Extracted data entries

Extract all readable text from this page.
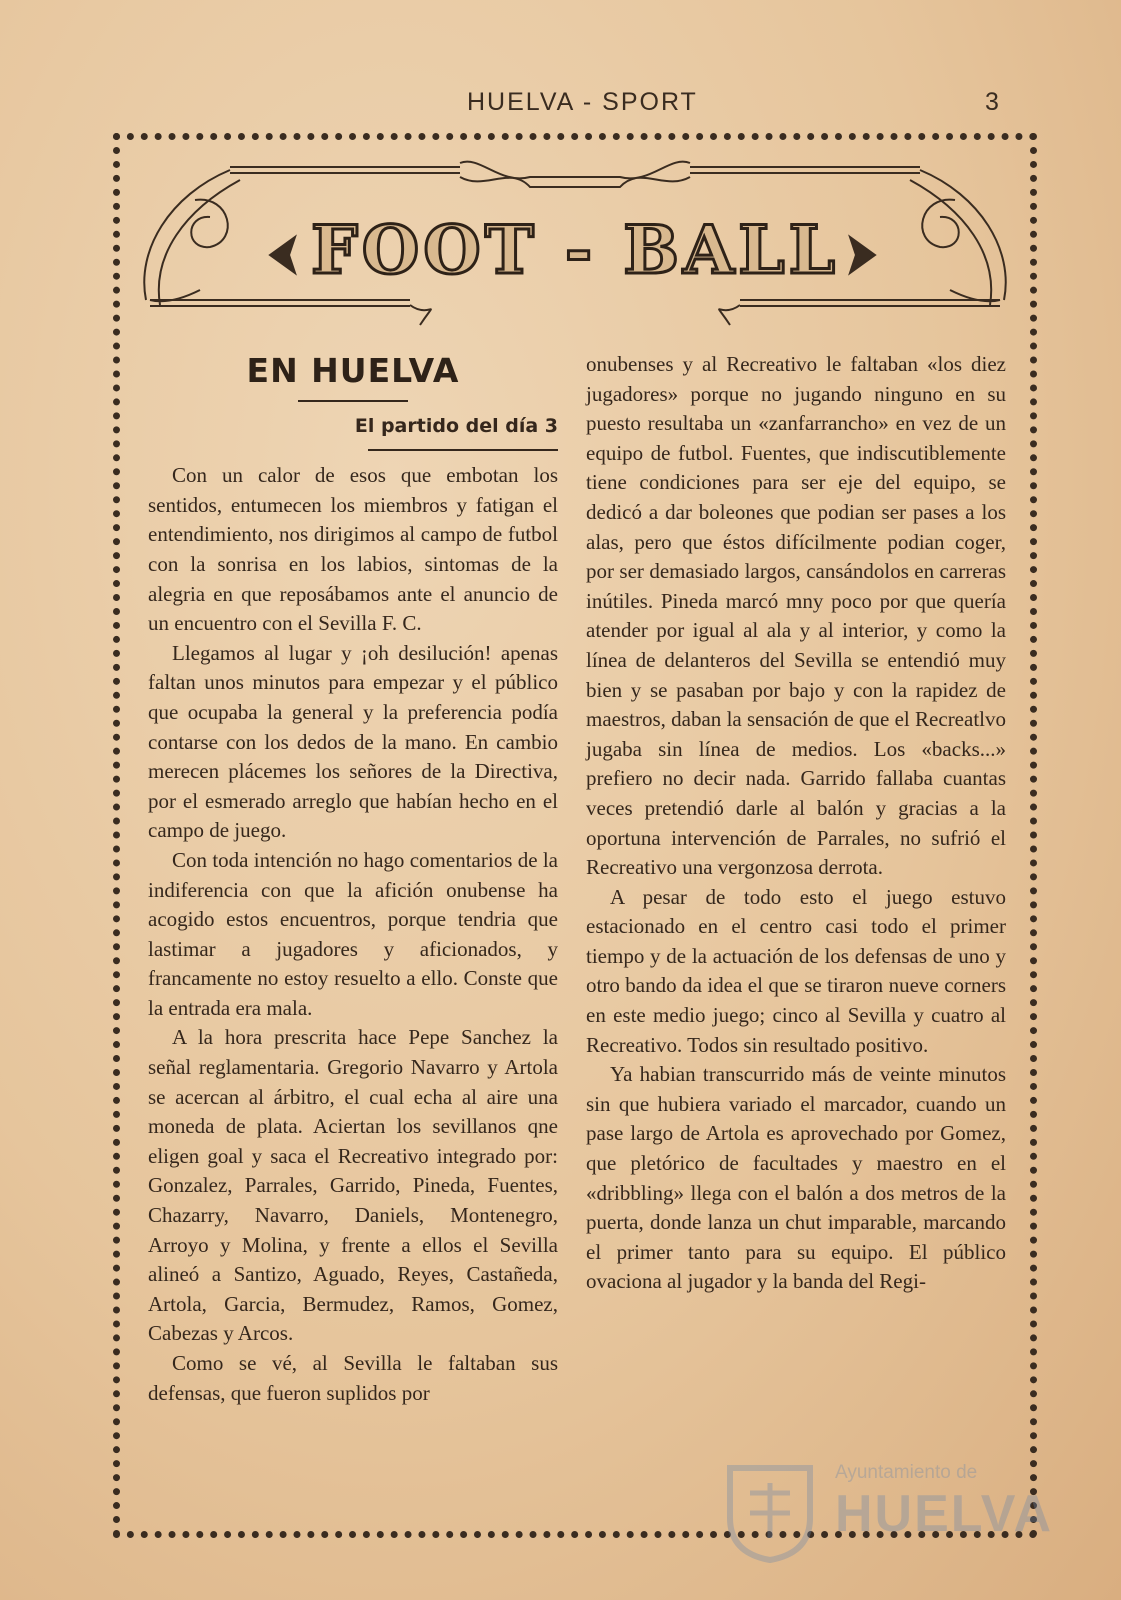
HUELVA - SPORT	3
FOOT - BALL
EN HUELVA
El partido del día 3

Con un calor de esos que embotan los sentidos, entumecen los miembros y fatigan el entendimiento, nos dirigimos al campo de futbol con la sonrisa en los labios, sintomas de la alegria en que reposábamos ante el anuncio de un encuentro con el Sevilla F. C.

Llegamos al lugar y ¡oh desilución! apenas faltan unos minutos para empezar y el público que ocupaba la general y la preferencia podía contarse con los dedos de la mano. En cambio merecen plácemes los señores de la Directiva, por el esmerado arreglo que habían hecho en el campo de juego.

Con toda intención no hago comentarios de la indiferencia con que la afición onubense ha acogido estos encuentros, porque tendria que lastimar a jugadores y aficionados, y francamente no estoy resuelto a ello. Conste que la entrada era mala.

A la hora prescrita hace Pepe Sanchez la señal reglamentaria. Gregorio Navarro y Artola se acercan al árbitro, el cual echa al aire una moneda de plata. Aciertan los sevillanos qne eligen goal y saca el Recreativo integrado por: Gonzalez, Parrales, Garrido, Pineda, Fuentes, Chazarry, Navarro, Daniels, Montenegro, Arroyo y Molina, y frente a ellos el Sevilla alineó a Santizo, Aguado, Reyes, Castañeda, Artola, Garcia, Bermudez, Ramos, Gomez, Cabezas y Arcos.

Como se vé, al Sevilla le faltaban sus defensas, que fueron suplidos por

onubenses y al Recreativo le faltaban «los diez jugadores» porque no jugando ninguno en su puesto resultaba un «zanfarrancho» en vez de un equipo de futbol. Fuentes, que indiscutiblemente tiene condiciones para ser eje del equipo, se dedicó a dar boleones que podian ser pases a los alas, pero que éstos difícilmente podian coger, por ser demasiado largos, cansándolos en carreras inútiles. Pineda marcó mny poco por que quería atender por igual al ala y al interior, y como la línea de delanteros del Sevilla se entendió muy bien y se pasaban por bajo y con la rapidez de maestros, daban la sensación de que el Recreatlvo jugaba sin línea de medios. Los «backs...» prefiero no decir nada. Garrido fallaba cuantas veces pretendió darle al balón y gracias a la oportuna intervención de Parrales, no sufrió el Recreativo una vergonzosa derrota.

A pesar de todo esto el juego estuvo estacionado en el centro casi todo el primer tiempo y de la actuación de los defensas de uno y otro bando da idea el que se tiraron nueve corners en este medio juego; cinco al Sevilla y cuatro al Recreativo. Todos sin resultado positivo.

Ya habian transcurrido más de veinte minutos sin que hubiera variado el marcador, cuando un pase largo de Artola es aprovechado por Gomez, que pletórico de facultades y maestro en el «dribbling» llega con el balón a dos metros de la puerta, donde lanza un chut imparable, marcando el primer tanto para su equipo. El público ovaciona al jugador y la banda del Regi-

Ayuntamiento de
HUELVA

§ Given problem:
Return the material exactly as given, apart from the pictures.

§ Response for this exercise:
Extract all readable text from this page.
HUELVA - SPORT	3
FOOT - BALL
EN HUELVA
El partido del día 3

Con un calor de esos que embotan los sentidos, entumecen los miembros y fatigan el entendimiento, nos dirigimos al campo de futbol con la sonrisa en los labios, sintomas de la alegria en que reposábamos ante el anuncio de un encuentro con el Sevilla F. C.

Llegamos al lugar y ¡oh desilución! apenas faltan unos minutos para empezar y el público que ocupaba la general y la preferencia podía contarse con los dedos de la mano. En cambio merecen plácemes los señores de la Directiva, por el esmerado arreglo que habían hecho en el campo de juego.

Con toda intención no hago comentarios de la indiferencia con que la afición onubense ha acogido estos encuentros, porque tendria que lastimar a jugadores y aficionados, y francamente no estoy resuelto a ello. Conste que la entrada era mala.

A la hora prescrita hace Pepe Sanchez la señal reglamentaria. Gregorio Navarro y Artola se acercan al árbitro, el cual echa al aire una moneda de plata. Aciertan los sevillanos qne eligen goal y saca el Recreativo integrado por: Gonzalez, Parrales, Garrido, Pineda, Fuentes, Chazarry, Navarro, Daniels, Montenegro, Arroyo y Molina, y frente a ellos el Sevilla alineó a Santizo, Aguado, Reyes, Castañeda, Artola, Garcia, Bermudez, Ramos, Gomez, Cabezas y Arcos.

Como se vé, al Sevilla le faltaban sus defensas, que fueron suplidos por

onubenses y al Recreativo le faltaban «los diez jugadores» porque no jugando ninguno en su puesto resultaba un «zanfarrancho» en vez de un equipo de futbol. Fuentes, que indiscutiblemente tiene condiciones para ser eje del equipo, se dedicó a dar boleones que podian ser pases a los alas, pero que éstos difícilmente podian coger, por ser demasiado largos, cansándolos en carreras inútiles. Pineda marcó mny poco por que quería atender por igual al ala y al interior, y como la línea de delanteros del Sevilla se entendió muy bien y se pasaban por bajo y con la rapidez de maestros, daban la sensación de que el Recreatlvo jugaba sin línea de medios. Los «backs...» prefiero no decir nada. Garrido fallaba cuantas veces pretendió darle al balón y gracias a la oportuna intervención de Parrales, no sufrió el Recreativo una vergonzosa derrota.

A pesar de todo esto el juego estuvo estacionado en el centro casi todo el primer tiempo y de la actuación de los defensas de uno y otro bando da idea el que se tiraron nueve corners en este medio juego; cinco al Sevilla y cuatro al Recreativo. Todos sin resultado positivo.

Ya habian transcurrido más de veinte minutos sin que hubiera variado el marcador, cuando un pase largo de Artola es aprovechado por Gomez, que pletórico de facultades y maestro en el «dribbling» llega con el balón a dos metros de la puerta, donde lanza un chut imparable, marcando el primer tanto para su equipo. El público ovaciona al jugador y la banda del Regi-

Ayuntamiento de
HUELVA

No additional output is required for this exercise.